___ Supplied material ___

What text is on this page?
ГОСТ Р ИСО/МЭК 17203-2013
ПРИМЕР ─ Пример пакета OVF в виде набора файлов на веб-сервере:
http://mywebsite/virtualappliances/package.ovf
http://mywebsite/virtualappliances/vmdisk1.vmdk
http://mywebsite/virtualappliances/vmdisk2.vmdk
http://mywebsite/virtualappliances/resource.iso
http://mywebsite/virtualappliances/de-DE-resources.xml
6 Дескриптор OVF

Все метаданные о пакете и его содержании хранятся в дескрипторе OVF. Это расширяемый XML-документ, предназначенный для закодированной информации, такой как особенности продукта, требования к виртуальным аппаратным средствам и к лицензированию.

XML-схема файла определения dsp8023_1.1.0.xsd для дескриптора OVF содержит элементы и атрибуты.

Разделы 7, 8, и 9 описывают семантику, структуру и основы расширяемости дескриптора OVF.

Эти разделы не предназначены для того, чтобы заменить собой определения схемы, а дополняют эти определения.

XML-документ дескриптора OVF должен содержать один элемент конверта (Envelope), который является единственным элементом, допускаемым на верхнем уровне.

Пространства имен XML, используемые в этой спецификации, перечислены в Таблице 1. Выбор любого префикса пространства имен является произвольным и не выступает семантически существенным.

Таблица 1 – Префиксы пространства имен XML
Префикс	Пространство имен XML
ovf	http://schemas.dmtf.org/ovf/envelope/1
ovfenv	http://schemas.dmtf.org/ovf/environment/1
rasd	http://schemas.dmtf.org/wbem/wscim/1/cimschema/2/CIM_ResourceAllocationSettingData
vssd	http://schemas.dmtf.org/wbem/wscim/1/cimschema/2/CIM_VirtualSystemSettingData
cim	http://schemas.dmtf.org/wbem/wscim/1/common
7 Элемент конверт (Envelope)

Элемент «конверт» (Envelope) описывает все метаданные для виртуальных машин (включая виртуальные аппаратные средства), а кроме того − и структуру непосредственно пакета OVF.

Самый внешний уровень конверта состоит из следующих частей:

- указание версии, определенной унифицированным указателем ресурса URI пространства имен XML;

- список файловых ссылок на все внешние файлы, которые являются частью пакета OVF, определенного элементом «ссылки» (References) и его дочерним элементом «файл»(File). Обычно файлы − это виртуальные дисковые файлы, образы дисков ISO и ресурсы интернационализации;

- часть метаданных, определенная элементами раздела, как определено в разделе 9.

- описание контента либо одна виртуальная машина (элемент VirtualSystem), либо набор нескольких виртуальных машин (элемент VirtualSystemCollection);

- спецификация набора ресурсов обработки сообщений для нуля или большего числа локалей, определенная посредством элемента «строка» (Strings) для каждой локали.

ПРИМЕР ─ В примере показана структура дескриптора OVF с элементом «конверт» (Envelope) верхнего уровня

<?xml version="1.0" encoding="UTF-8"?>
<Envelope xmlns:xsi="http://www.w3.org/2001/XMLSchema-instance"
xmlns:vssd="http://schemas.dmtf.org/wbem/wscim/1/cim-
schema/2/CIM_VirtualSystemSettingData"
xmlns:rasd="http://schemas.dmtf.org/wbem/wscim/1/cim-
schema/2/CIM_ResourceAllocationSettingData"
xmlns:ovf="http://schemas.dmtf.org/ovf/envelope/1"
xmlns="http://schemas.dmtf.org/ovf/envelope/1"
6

___

§ **Requirement**: How many lines of the listing above include the word "дескриптора"? State the number and nothing else.

§ **Answer to the exercise**: 4